### Source records

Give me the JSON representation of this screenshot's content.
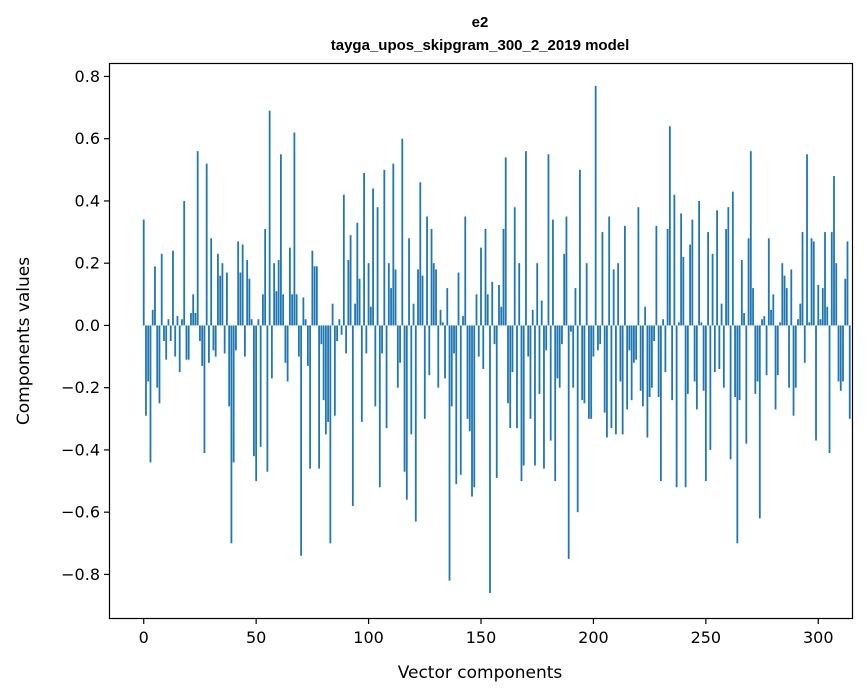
{
  "chart_data": {
    "type": "bar",
    "title": "e2",
    "subtitle": "tayga_upos_skipgram_300_2_2019 model",
    "xlabel": "Vector components",
    "ylabel": "Components values",
    "xlim": [
      -15,
      315
    ],
    "ylim": [
      -0.94,
      0.84
    ],
    "xticks": [
      0,
      50,
      100,
      150,
      200,
      250,
      300
    ],
    "xtick_labels": [
      "0",
      "50",
      "100",
      "150",
      "200",
      "250",
      "300"
    ],
    "yticks": [
      -0.8,
      -0.6,
      -0.4,
      -0.2,
      0.0,
      0.2,
      0.4,
      0.6,
      0.8
    ],
    "ytick_labels": [
      "−0.8",
      "−0.6",
      "−0.4",
      "−0.2",
      "0.0",
      "0.2",
      "0.4",
      "0.6",
      "0.8"
    ],
    "bar_color": "#1f77b4",
    "grid": false,
    "series": [
      {
        "name": "e2",
        "values": [
          0.34,
          -0.29,
          -0.18,
          -0.44,
          0.05,
          0.19,
          -0.2,
          -0.25,
          0.23,
          -0.05,
          -0.11,
          0.02,
          -0.05,
          0.24,
          -0.1,
          0.03,
          -0.15,
          0.02,
          0.4,
          -0.11,
          -0.11,
          0.04,
          0.1,
          0.04,
          0.56,
          -0.05,
          -0.13,
          -0.41,
          0.52,
          -0.12,
          0.28,
          -0.08,
          -0.1,
          0.23,
          0.16,
          0.2,
          -0.09,
          0.17,
          -0.26,
          -0.7,
          -0.44,
          -0.08,
          0.27,
          0.17,
          0.26,
          -0.1,
          0.21,
          0.15,
          0.02,
          -0.42,
          -0.5,
          0.02,
          -0.39,
          0.1,
          0.31,
          -0.47,
          0.69,
          -0.17,
          0.2,
          0.11,
          0.21,
          0.55,
          0.1,
          -0.12,
          -0.18,
          0.25,
          0.1,
          0.62,
          0.1,
          -0.1,
          -0.74,
          0.09,
          0.02,
          -0.13,
          -0.46,
          0.24,
          0.19,
          0.19,
          -0.46,
          -0.06,
          -0.24,
          -0.35,
          -0.31,
          -0.7,
          0.07,
          -0.29,
          -0.05,
          0.02,
          -0.03,
          0.42,
          -0.09,
          0.21,
          0.29,
          -0.58,
          0.07,
          0.33,
          0.15,
          -0.31,
          0.49,
          -0.09,
          0.2,
          0.06,
          0.44,
          -0.26,
          0.38,
          -0.52,
          -0.09,
          0.5,
          -0.33,
          0.2,
          0.12,
          0.52,
          0.18,
          -0.2,
          -0.12,
          0.6,
          -0.47,
          -0.56,
          0.28,
          -0.35,
          0.07,
          -0.63,
          0.18,
          0.46,
          0.16,
          -0.3,
          0.35,
          -0.16,
          0.31,
          0.2,
          0.18,
          -0.2,
          0.05,
          0.01,
          -0.17,
          0.12,
          -0.82,
          -0.26,
          -0.09,
          -0.51,
          0.17,
          -0.48,
          0.03,
          0.35,
          -0.3,
          -0.34,
          -0.55,
          -0.52,
          0.1,
          -0.1,
          0.25,
          -0.14,
          0.31,
          0.1,
          -0.86,
          0.14,
          -0.06,
          -0.49,
          0.13,
          0.06,
          0.31,
          0.54,
          -0.25,
          -0.33,
          -0.15,
          0.38,
          -0.33,
          0.2,
          -0.5,
          -0.45,
          0.56,
          -0.1,
          -0.3,
          0.05,
          -0.45,
          0.2,
          -0.22,
          0.08,
          -0.46,
          -0.08,
          0.55,
          -0.37,
          0.34,
          -0.5,
          -0.17,
          -0.2,
          -0.06,
          0.23,
          0.35,
          -0.75,
          -0.02,
          -0.2,
          0.12,
          -0.6,
          0.5,
          -0.24,
          -0.25,
          0.2,
          -0.3,
          -0.3,
          -0.1,
          0.77,
          -0.08,
          -0.06,
          0.3,
          -0.28,
          -0.36,
          0.35,
          -0.33,
          0.18,
          -0.35,
          0.2,
          -0.18,
          -0.35,
          0.32,
          -0.27,
          -0.08,
          -0.24,
          -0.12,
          -0.11,
          0.38,
          -0.21,
          -0.26,
          0.06,
          -0.36,
          -0.23,
          -0.2,
          -0.05,
          0.32,
          -0.23,
          -0.5,
          0.02,
          -0.15,
          0.31,
          0.64,
          -0.24,
          0.42,
          -0.52,
          0.01,
          0.36,
          0.22,
          -0.52,
          -0.22,
          0.26,
          0.34,
          -0.18,
          -0.27,
          0.4,
          0.01,
          -0.21,
          -0.5,
          0.3,
          -0.4,
          0.23,
          -0.15,
          0.37,
          -0.14,
          0.07,
          -0.2,
          0.31,
          0.38,
          -0.43,
          0.43,
          -0.23,
          -0.7,
          -0.24,
          0.21,
          0.04,
          -0.38,
          0.28,
          0.56,
          0.12,
          -0.22,
          -0.18,
          -0.62,
          0.02,
          0.03,
          -0.16,
          0.28,
          0.05,
          0.1,
          -0.27,
          -0.16,
          0.01,
          0.2,
          0.16,
          0.12,
          -0.2,
          0.18,
          -0.29,
          -0.2,
          0.02,
          0.07,
          0.3,
          -0.12,
          0.55,
          0.01,
          0.28,
          0.27,
          -0.37,
          0.13,
          0.02,
          0.12,
          0.3,
          0.06,
          -0.41,
          0.3,
          0.48,
          0.2,
          -0.18,
          -0.21,
          -0.18,
          0.15,
          0.27,
          -0.3
        ]
      }
    ]
  }
}
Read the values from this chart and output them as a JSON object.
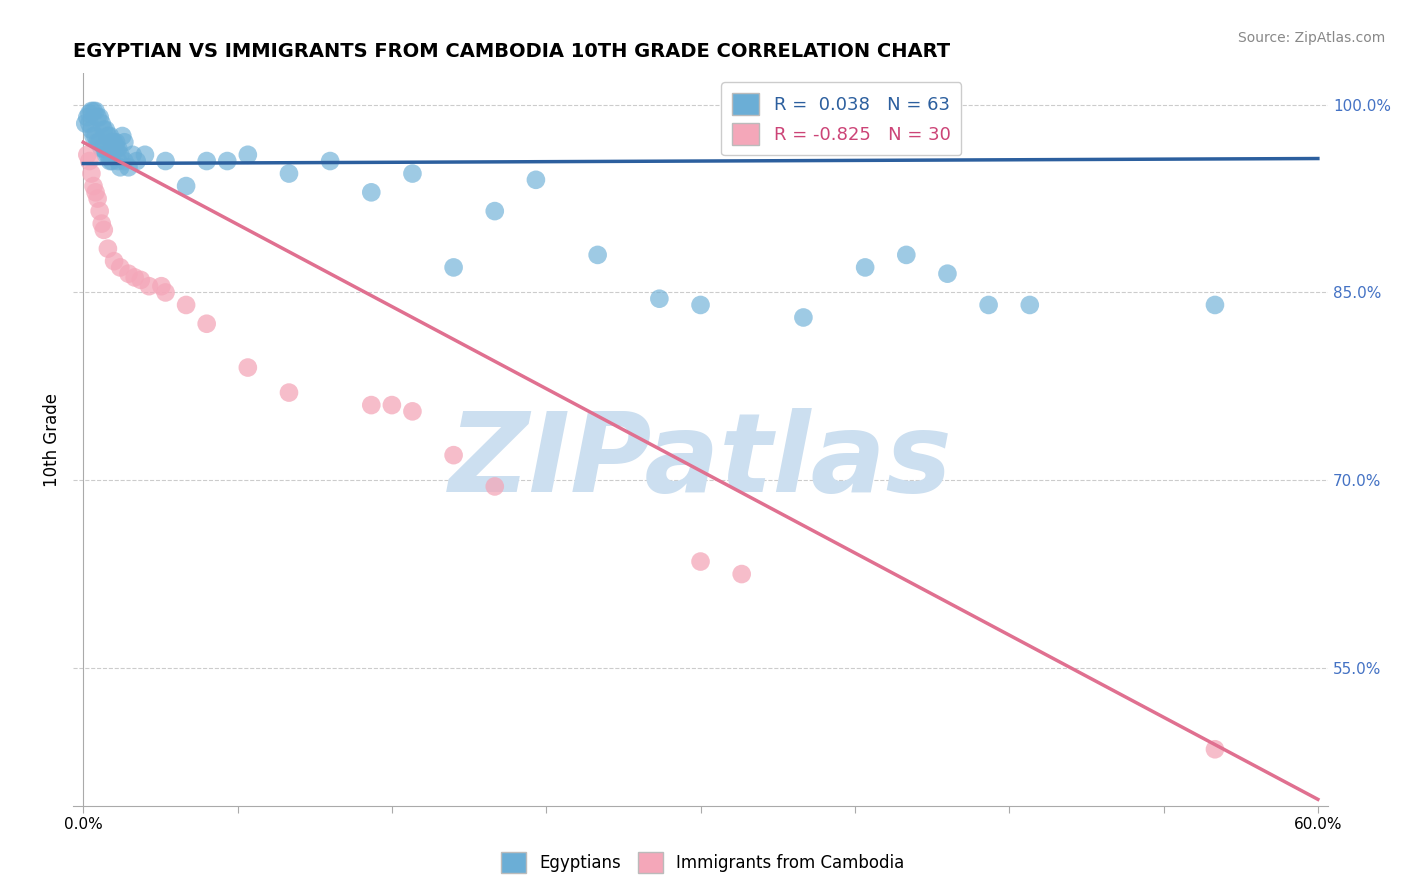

### TASK GOAL
Pull out every line of the records that includes the string "this".

### CORRECT RESPONSE
Give me the JSON representation of this screenshot's content.
Read the values from this chart and output them as a JSON object.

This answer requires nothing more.